→ Set problem
The records below hold pictures; please leave those out and retype the rest exactly.

# start of Exercise input

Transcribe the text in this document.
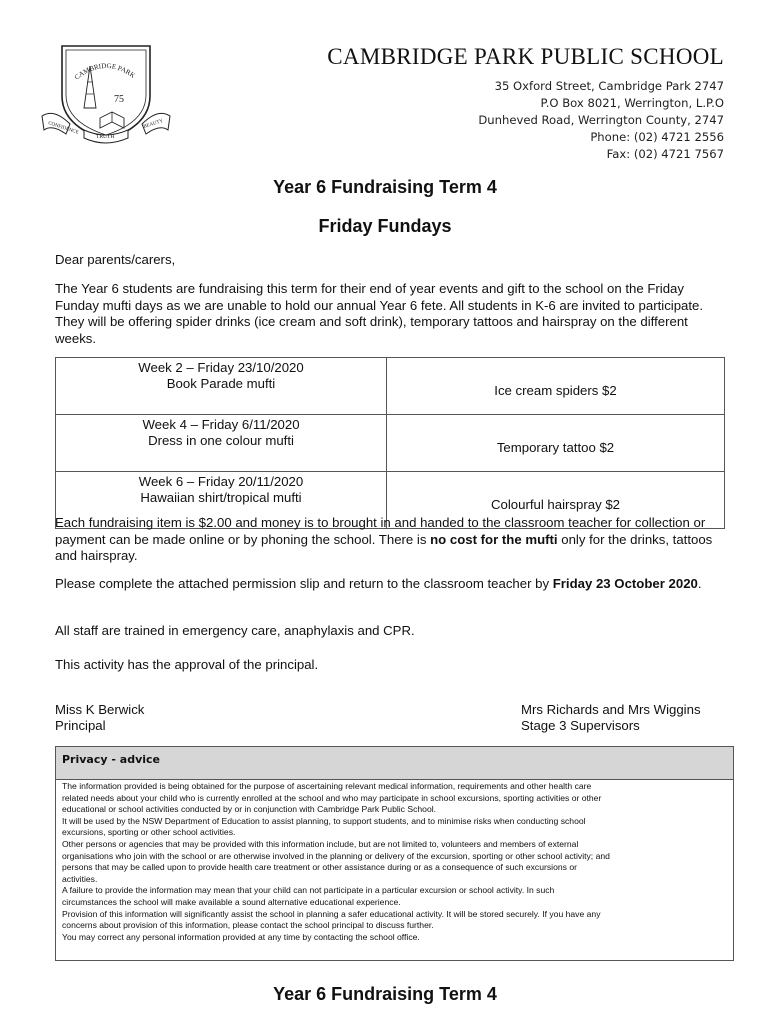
CAMBRIDGE PARK
75
CONFIDENCE
TRUTH
BEAUTY
CAMBRIDGE PARK PUBLIC SCHOOL
35 Oxford Street, Cambridge Park 2747
P.O Box 8021, Werrington, L.P.O
Dunheved Road, Werrington County, 2747
Phone: (02) 4721 2556
Fax: (02) 4721 7567
Year 6 Fundraising Term 4
Friday Fundays
Dear parents/carers,
The Year 6 students are fundraising this term for their end of year events and gift to the school on the Friday Funday mufti days as we are unable to hold our annual Year 6 fete. All students in K-6 are invited to participate. They will be offering spider drinks (ice cream and soft drink), temporary tattoos and hairspray on the different weeks.
Week 2 – Friday 23/10/2020
Book Parade mufti	Ice cream spiders $2

Week 4 – Friday 6/11/2020
Dress in one colour mufti	Temporary tattoo $2

Week 6 – Friday 20/11/2020
Hawaiian shirt/tropical mufti	Colourful hairspray $2
Each fundraising item is $2.00 and money is to brought in and handed to the classroom teacher for collection or payment can be made online or by phoning the school. There is no cost for the mufti only for the drinks, tattoos and hairspray.
Please complete the attached permission slip and return to the classroom teacher by Friday 23 October 2020.
All staff are trained in emergency care, anaphylaxis and CPR.
This activity has the approval of the principal.
Miss K Berwick
Principal
Mrs Richards and Mrs Wiggins
Stage 3 Supervisors
Privacy - advice
The information provided is being obtained for the purpose of ascertaining relevant medical information, requirements and other health care
related needs about your child who is currently enrolled at the school and who may participate in school excursions, sporting activities or other
educational or school activities conducted by or in conjunction with Cambridge Park Public School.
It will be used by the NSW Department of Education to assist planning, to support students, and to minimise risks when conducting school
excursions, sporting or other school activities.
Other persons or agencies that may be provided with this information include, but are not limited to, volunteers and members of external
organisations who join with the school or are otherwise involved in the planning or delivery of the excursion, sporting or other school activity; and
persons that may be called upon to provide health care treatment or other assistance during or as a consequence of such excursions or
activities.
A failure to provide the information may mean that your child can not participate in a particular excursion or school activity. In such
circumstances the school will make available a sound alternative educational experience.
Provision of this information will significantly assist the school in planning a safer educational activity. It will be stored securely. If you have any
concerns about provision of this information, please contact the school principal to discuss further.
You may correct any personal information provided at any time by contacting the school office.
Year 6 Fundraising Term 4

# end of Exercise input

→ Solution to the problem
Transcribe the text in this document.
CAMBRIDGE PARK
75
CONFIDENCE
TRUTH
BEAUTY
CAMBRIDGE PARK PUBLIC SCHOOL
35 Oxford Street, Cambridge Park 2747
P.O Box 8021, Werrington, L.P.O
Dunheved Road, Werrington County, 2747
Phone: (02) 4721 2556
Fax: (02) 4721 7567
Year 6 Fundraising Term 4
Friday Fundays
Dear parents/carers,
The Year 6 students are fundraising this term for their end of year events and gift to the school on the Friday Funday mufti days as we are unable to hold our annual Year 6 fete. All students in K-6 are invited to participate. They will be offering spider drinks (ice cream and soft drink), temporary tattoos and hairspray on the different weeks.
Week 2 – Friday 23/10/2020
Book Parade mufti	Ice cream spiders $2

Week 4 – Friday 6/11/2020
Dress in one colour mufti	Temporary tattoo $2

Week 6 – Friday 20/11/2020
Hawaiian shirt/tropical mufti	Colourful hairspray $2
Each fundraising item is $2.00 and money is to brought in and handed to the classroom teacher for collection or payment can be made online or by phoning the school. There is no cost for the mufti only for the drinks, tattoos and hairspray.
Please complete the attached permission slip and return to the classroom teacher by Friday 23 October 2020.
All staff are trained in emergency care, anaphylaxis and CPR.
This activity has the approval of the principal.
Miss K Berwick
Principal
Mrs Richards and Mrs Wiggins
Stage 3 Supervisors
Privacy - advice
The information provided is being obtained for the purpose of ascertaining relevant medical information, requirements and other health care
related needs about your child who is currently enrolled at the school and who may participate in school excursions, sporting activities or other
educational or school activities conducted by or in conjunction with Cambridge Park Public School.
It will be used by the NSW Department of Education to assist planning, to support students, and to minimise risks when conducting school
excursions, sporting or other school activities.
Other persons or agencies that may be provided with this information include, but are not limited to, volunteers and members of external
organisations who join with the school or are otherwise involved in the planning or delivery of the excursion, sporting or other school activity; and
persons that may be called upon to provide health care treatment or other assistance during or as a consequence of such excursions or
activities.
A failure to provide the information may mean that your child can not participate in a particular excursion or school activity. In such
circumstances the school will make available a sound alternative educational experience.
Provision of this information will significantly assist the school in planning a safer educational activity. It will be stored securely. If you have any
concerns about provision of this information, please contact the school principal to discuss further.
You may correct any personal information provided at any time by contacting the school office.
Year 6 Fundraising Term 4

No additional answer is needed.